Reproduce the entries below verbatim, from the line with "xyxy=(x0,y0,x1,y1) format, (0,0) is top-left." up to and including the line with "page-subtitle: In 2021, more", omitting any pictures.

=== MATERIALS PROVIDED ===

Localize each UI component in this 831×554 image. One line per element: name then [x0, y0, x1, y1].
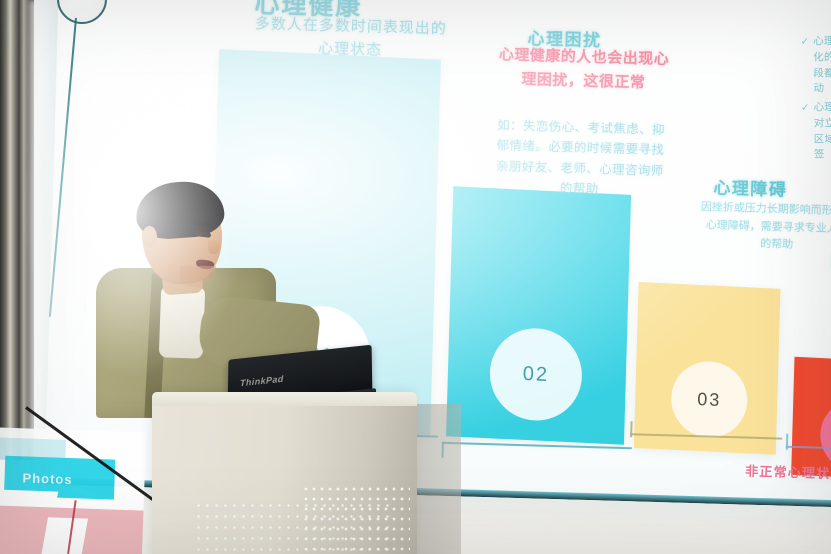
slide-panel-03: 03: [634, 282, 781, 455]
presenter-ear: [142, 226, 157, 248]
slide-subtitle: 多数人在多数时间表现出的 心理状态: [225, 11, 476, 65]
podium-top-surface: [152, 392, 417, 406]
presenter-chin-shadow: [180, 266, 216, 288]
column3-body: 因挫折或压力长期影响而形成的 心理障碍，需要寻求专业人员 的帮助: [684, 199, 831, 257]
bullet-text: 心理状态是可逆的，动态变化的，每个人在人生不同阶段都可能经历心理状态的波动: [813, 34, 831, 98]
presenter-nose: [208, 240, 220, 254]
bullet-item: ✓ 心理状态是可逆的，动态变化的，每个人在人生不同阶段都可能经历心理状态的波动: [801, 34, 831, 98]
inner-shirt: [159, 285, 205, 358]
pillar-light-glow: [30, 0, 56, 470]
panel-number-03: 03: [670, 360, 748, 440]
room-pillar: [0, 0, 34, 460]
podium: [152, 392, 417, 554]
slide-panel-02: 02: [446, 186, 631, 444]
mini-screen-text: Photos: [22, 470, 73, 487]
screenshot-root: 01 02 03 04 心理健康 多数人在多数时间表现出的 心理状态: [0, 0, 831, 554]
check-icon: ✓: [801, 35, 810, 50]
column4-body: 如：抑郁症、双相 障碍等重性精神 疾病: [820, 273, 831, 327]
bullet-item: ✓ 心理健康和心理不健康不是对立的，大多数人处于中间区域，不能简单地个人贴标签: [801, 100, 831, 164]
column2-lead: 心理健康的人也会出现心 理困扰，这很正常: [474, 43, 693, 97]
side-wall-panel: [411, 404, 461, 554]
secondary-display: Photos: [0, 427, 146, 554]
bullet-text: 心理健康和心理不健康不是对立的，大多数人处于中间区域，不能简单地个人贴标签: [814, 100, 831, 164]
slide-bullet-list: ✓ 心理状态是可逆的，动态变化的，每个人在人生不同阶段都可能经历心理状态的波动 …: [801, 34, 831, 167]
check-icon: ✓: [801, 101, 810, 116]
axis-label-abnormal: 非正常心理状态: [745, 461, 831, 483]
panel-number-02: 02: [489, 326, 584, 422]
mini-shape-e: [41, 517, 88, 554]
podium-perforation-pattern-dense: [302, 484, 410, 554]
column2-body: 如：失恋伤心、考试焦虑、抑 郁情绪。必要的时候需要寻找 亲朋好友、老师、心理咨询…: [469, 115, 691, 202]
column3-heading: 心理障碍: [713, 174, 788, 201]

===
=== MATERIALS PROVIDED ===

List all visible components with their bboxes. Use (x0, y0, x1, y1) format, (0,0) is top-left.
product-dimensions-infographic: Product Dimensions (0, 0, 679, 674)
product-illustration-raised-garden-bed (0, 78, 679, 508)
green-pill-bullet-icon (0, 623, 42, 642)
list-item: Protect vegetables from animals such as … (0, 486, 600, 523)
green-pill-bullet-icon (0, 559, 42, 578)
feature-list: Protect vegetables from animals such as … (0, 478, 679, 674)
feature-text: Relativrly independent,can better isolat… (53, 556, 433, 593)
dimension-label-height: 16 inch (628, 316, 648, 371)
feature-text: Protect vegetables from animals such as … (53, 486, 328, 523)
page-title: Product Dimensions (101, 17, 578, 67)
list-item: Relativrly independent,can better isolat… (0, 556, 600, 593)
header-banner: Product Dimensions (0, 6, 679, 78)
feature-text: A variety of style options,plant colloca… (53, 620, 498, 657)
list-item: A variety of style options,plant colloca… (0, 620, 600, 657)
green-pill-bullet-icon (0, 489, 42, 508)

===
=== MATERIALS PROVIDED ===

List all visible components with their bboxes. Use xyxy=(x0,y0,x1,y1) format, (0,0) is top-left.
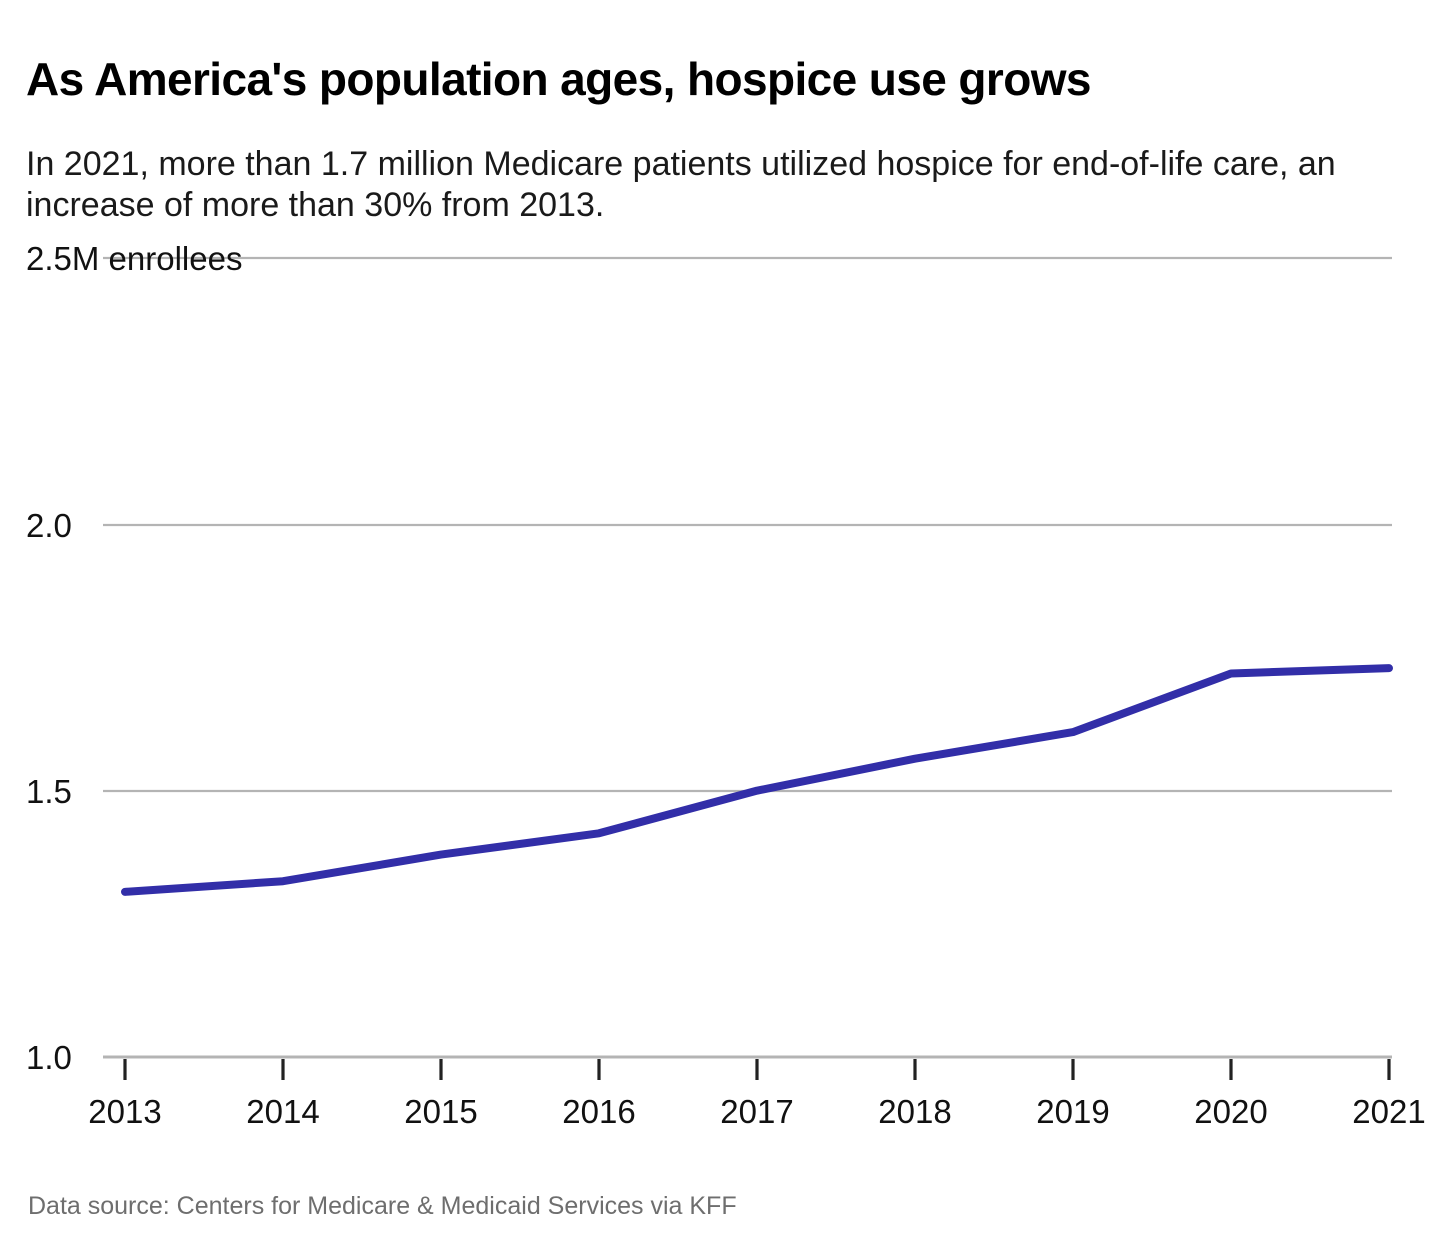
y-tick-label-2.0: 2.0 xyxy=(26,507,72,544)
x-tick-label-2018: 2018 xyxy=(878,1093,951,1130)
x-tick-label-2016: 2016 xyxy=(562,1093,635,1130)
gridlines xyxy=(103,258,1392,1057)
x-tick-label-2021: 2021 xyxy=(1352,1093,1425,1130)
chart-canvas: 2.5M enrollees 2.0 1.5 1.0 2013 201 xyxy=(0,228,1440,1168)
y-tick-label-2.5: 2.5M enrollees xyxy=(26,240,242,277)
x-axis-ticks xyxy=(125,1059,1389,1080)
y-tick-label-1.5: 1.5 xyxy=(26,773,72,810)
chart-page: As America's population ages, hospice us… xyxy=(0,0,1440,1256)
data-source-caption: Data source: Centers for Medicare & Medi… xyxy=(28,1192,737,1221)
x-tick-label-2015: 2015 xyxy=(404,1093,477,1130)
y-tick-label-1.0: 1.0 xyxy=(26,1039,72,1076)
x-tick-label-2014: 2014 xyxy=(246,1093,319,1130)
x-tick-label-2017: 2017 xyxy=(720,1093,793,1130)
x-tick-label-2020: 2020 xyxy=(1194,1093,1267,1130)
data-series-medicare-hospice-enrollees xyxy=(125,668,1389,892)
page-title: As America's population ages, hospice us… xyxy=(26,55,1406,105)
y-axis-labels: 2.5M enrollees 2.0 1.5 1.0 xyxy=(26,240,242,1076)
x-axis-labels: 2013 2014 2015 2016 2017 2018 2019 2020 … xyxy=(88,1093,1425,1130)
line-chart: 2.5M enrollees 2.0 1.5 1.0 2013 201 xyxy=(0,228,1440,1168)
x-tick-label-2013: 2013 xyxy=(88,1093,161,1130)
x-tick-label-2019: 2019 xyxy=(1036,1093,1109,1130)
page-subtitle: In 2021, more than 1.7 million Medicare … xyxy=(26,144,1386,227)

===

_EXERCISE RESULT:_
List all visible components with their bboxes. Use xyxy=(x0,y0,x1,y1) format, (0,0) is top-left.
y-tick-label-2.0: 2.0 xyxy=(26,507,72,544)
x-tick-label-2018: 2018 xyxy=(878,1093,951,1130)
x-tick-label-2016: 2016 xyxy=(562,1093,635,1130)
gridlines xyxy=(103,258,1392,1057)
x-tick-label-2021: 2021 xyxy=(1352,1093,1425,1130)
chart-canvas: 2.5M enrollees 2.0 1.5 1.0 2013 201 xyxy=(0,228,1440,1168)
y-tick-label-2.5: 2.5M enrollees xyxy=(26,240,242,277)
x-axis-ticks xyxy=(125,1059,1389,1080)
y-tick-label-1.5: 1.5 xyxy=(26,773,72,810)
chart-page: As America's population ages, hospice us… xyxy=(0,0,1440,1256)
data-source-caption: Data source: Centers for Medicare & Medi… xyxy=(28,1192,737,1221)
x-tick-label-2015: 2015 xyxy=(404,1093,477,1130)
y-tick-label-1.0: 1.0 xyxy=(26,1039,72,1076)
x-tick-label-2014: 2014 xyxy=(246,1093,319,1130)
x-tick-label-2017: 2017 xyxy=(720,1093,793,1130)
x-tick-label-2020: 2020 xyxy=(1194,1093,1267,1130)
data-series-medicare-hospice-enrollees xyxy=(125,668,1389,892)
page-title: As America's population ages, hospice us… xyxy=(26,55,1406,105)
y-axis-labels: 2.5M enrollees 2.0 1.5 1.0 xyxy=(26,240,242,1076)
x-axis-labels: 2013 2014 2015 2016 2017 2018 2019 2020 … xyxy=(88,1093,1425,1130)
line-chart: 2.5M enrollees 2.0 1.5 1.0 2013 201 xyxy=(0,228,1440,1168)
x-tick-label-2013: 2013 xyxy=(88,1093,161,1130)
x-tick-label-2019: 2019 xyxy=(1036,1093,1109,1130)
page-subtitle: In 2021, more than 1.7 million Medicare … xyxy=(26,144,1386,227)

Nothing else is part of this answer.